Dataset rows about figures:
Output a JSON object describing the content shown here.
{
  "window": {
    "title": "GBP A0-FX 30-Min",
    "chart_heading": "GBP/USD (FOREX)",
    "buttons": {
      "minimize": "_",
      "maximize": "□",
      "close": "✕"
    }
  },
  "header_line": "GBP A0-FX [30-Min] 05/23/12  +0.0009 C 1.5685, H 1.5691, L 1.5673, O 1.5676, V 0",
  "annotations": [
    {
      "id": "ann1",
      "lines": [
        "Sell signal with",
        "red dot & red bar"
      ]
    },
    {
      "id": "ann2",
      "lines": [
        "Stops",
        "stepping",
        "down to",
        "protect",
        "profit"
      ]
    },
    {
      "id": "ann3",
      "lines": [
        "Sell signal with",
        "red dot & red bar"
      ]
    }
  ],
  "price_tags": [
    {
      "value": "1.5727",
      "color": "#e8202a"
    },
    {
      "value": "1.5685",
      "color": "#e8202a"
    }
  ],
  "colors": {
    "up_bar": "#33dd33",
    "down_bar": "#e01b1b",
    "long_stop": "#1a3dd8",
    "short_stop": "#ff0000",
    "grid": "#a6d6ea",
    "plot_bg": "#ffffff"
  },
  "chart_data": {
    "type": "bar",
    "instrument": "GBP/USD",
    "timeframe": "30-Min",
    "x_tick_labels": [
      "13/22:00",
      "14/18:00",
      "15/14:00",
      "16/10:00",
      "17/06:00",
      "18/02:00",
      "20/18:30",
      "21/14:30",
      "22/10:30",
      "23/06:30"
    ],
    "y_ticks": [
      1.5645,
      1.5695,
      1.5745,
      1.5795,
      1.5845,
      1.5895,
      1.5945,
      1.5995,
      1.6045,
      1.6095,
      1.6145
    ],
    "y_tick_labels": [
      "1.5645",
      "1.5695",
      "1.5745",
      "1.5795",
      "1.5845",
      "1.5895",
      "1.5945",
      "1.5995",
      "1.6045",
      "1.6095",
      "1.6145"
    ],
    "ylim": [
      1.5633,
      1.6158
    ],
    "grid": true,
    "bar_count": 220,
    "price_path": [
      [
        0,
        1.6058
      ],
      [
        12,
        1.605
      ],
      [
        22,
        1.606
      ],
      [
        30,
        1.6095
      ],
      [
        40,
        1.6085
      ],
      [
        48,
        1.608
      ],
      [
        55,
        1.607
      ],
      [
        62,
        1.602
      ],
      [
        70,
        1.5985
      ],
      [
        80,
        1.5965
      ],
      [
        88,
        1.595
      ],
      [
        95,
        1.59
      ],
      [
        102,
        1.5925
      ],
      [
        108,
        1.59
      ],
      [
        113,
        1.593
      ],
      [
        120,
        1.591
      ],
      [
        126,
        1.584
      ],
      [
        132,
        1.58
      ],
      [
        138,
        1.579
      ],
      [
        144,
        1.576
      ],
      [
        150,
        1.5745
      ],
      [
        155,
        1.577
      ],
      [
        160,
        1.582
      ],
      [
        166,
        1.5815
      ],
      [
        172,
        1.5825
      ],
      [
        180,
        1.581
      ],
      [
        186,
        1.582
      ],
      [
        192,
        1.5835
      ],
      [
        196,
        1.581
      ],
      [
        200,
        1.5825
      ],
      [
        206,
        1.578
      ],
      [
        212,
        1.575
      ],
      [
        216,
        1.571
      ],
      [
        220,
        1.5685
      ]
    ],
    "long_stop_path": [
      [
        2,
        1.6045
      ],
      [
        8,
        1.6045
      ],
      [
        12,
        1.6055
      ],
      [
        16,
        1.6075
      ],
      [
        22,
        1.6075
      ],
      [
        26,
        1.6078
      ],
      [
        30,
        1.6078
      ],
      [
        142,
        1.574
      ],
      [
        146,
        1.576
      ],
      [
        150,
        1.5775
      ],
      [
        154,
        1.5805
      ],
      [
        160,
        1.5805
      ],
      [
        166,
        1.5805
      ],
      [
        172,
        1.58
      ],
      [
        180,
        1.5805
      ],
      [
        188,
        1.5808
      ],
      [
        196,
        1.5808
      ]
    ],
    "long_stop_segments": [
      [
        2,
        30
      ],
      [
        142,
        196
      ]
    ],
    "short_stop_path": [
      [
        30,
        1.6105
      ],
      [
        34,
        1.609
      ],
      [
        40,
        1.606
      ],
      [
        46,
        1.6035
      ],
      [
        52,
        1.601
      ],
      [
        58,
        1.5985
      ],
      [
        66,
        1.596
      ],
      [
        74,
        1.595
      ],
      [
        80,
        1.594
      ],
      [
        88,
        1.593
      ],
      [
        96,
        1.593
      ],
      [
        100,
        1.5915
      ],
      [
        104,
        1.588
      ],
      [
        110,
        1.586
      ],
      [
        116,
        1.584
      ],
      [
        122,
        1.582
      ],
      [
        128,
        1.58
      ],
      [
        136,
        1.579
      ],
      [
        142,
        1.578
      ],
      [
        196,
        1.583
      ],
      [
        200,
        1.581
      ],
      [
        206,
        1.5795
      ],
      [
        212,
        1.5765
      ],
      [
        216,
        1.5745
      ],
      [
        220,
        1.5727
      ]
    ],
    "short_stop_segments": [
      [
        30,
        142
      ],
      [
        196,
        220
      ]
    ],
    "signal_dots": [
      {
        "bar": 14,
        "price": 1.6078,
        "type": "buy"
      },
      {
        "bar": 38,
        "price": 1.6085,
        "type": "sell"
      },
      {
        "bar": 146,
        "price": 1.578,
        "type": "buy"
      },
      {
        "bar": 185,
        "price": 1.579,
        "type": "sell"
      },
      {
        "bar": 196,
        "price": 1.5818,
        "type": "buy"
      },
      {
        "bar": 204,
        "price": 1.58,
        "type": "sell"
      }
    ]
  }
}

:: Stated goal ::
All entries must be repeated verbatim.

:: Task answer ::
Output a JSON object describing the content shown here.
{
  "window": {
    "title": "GBP A0-FX 30-Min",
    "chart_heading": "GBP/USD (FOREX)",
    "buttons": {
      "minimize": "_",
      "maximize": "□",
      "close": "✕"
    }
  },
  "header_line": "GBP A0-FX [30-Min] 05/23/12  +0.0009 C 1.5685, H 1.5691, L 1.5673, O 1.5676, V 0",
  "annotations": [
    {
      "id": "ann1",
      "lines": [
        "Sell signal with",
        "red dot & red bar"
      ]
    },
    {
      "id": "ann2",
      "lines": [
        "Stops",
        "stepping",
        "down to",
        "protect",
        "profit"
      ]
    },
    {
      "id": "ann3",
      "lines": [
        "Sell signal with",
        "red dot & red bar"
      ]
    }
  ],
  "price_tags": [
    {
      "value": "1.5727",
      "color": "#e8202a"
    },
    {
      "value": "1.5685",
      "color": "#e8202a"
    }
  ],
  "colors": {
    "up_bar": "#33dd33",
    "down_bar": "#e01b1b",
    "long_stop": "#1a3dd8",
    "short_stop": "#ff0000",
    "grid": "#a6d6ea",
    "plot_bg": "#ffffff"
  },
  "chart_data": {
    "type": "bar",
    "instrument": "GBP/USD",
    "timeframe": "30-Min",
    "x_tick_labels": [
      "13/22:00",
      "14/18:00",
      "15/14:00",
      "16/10:00",
      "17/06:00",
      "18/02:00",
      "20/18:30",
      "21/14:30",
      "22/10:30",
      "23/06:30"
    ],
    "y_ticks": [
      1.5645,
      1.5695,
      1.5745,
      1.5795,
      1.5845,
      1.5895,
      1.5945,
      1.5995,
      1.6045,
      1.6095,
      1.6145
    ],
    "y_tick_labels": [
      "1.5645",
      "1.5695",
      "1.5745",
      "1.5795",
      "1.5845",
      "1.5895",
      "1.5945",
      "1.5995",
      "1.6045",
      "1.6095",
      "1.6145"
    ],
    "ylim": [
      1.5633,
      1.6158
    ],
    "grid": true,
    "bar_count": 220,
    "price_path": [
      [
        0,
        1.6058
      ],
      [
        12,
        1.605
      ],
      [
        22,
        1.606
      ],
      [
        30,
        1.6095
      ],
      [
        40,
        1.6085
      ],
      [
        48,
        1.608
      ],
      [
        55,
        1.607
      ],
      [
        62,
        1.602
      ],
      [
        70,
        1.5985
      ],
      [
        80,
        1.5965
      ],
      [
        88,
        1.595
      ],
      [
        95,
        1.59
      ],
      [
        102,
        1.5925
      ],
      [
        108,
        1.59
      ],
      [
        113,
        1.593
      ],
      [
        120,
        1.591
      ],
      [
        126,
        1.584
      ],
      [
        132,
        1.58
      ],
      [
        138,
        1.579
      ],
      [
        144,
        1.576
      ],
      [
        150,
        1.5745
      ],
      [
        155,
        1.577
      ],
      [
        160,
        1.582
      ],
      [
        166,
        1.5815
      ],
      [
        172,
        1.5825
      ],
      [
        180,
        1.581
      ],
      [
        186,
        1.582
      ],
      [
        192,
        1.5835
      ],
      [
        196,
        1.581
      ],
      [
        200,
        1.5825
      ],
      [
        206,
        1.578
      ],
      [
        212,
        1.575
      ],
      [
        216,
        1.571
      ],
      [
        220,
        1.5685
      ]
    ],
    "long_stop_path": [
      [
        2,
        1.6045
      ],
      [
        8,
        1.6045
      ],
      [
        12,
        1.6055
      ],
      [
        16,
        1.6075
      ],
      [
        22,
        1.6075
      ],
      [
        26,
        1.6078
      ],
      [
        30,
        1.6078
      ],
      [
        142,
        1.574
      ],
      [
        146,
        1.576
      ],
      [
        150,
        1.5775
      ],
      [
        154,
        1.5805
      ],
      [
        160,
        1.5805
      ],
      [
        166,
        1.5805
      ],
      [
        172,
        1.58
      ],
      [
        180,
        1.5805
      ],
      [
        188,
        1.5808
      ],
      [
        196,
        1.5808
      ]
    ],
    "long_stop_segments": [
      [
        2,
        30
      ],
      [
        142,
        196
      ]
    ],
    "short_stop_path": [
      [
        30,
        1.6105
      ],
      [
        34,
        1.609
      ],
      [
        40,
        1.606
      ],
      [
        46,
        1.6035
      ],
      [
        52,
        1.601
      ],
      [
        58,
        1.5985
      ],
      [
        66,
        1.596
      ],
      [
        74,
        1.595
      ],
      [
        80,
        1.594
      ],
      [
        88,
        1.593
      ],
      [
        96,
        1.593
      ],
      [
        100,
        1.5915
      ],
      [
        104,
        1.588
      ],
      [
        110,
        1.586
      ],
      [
        116,
        1.584
      ],
      [
        122,
        1.582
      ],
      [
        128,
        1.58
      ],
      [
        136,
        1.579
      ],
      [
        142,
        1.578
      ],
      [
        196,
        1.583
      ],
      [
        200,
        1.581
      ],
      [
        206,
        1.5795
      ],
      [
        212,
        1.5765
      ],
      [
        216,
        1.5745
      ],
      [
        220,
        1.5727
      ]
    ],
    "short_stop_segments": [
      [
        30,
        142
      ],
      [
        196,
        220
      ]
    ],
    "signal_dots": [
      {
        "bar": 14,
        "price": 1.6078,
        "type": "buy"
      },
      {
        "bar": 38,
        "price": 1.6085,
        "type": "sell"
      },
      {
        "bar": 146,
        "price": 1.578,
        "type": "buy"
      },
      {
        "bar": 185,
        "price": 1.579,
        "type": "sell"
      },
      {
        "bar": 196,
        "price": 1.5818,
        "type": "buy"
      },
      {
        "bar": 204,
        "price": 1.58,
        "type": "sell"
      }
    ]
  }
}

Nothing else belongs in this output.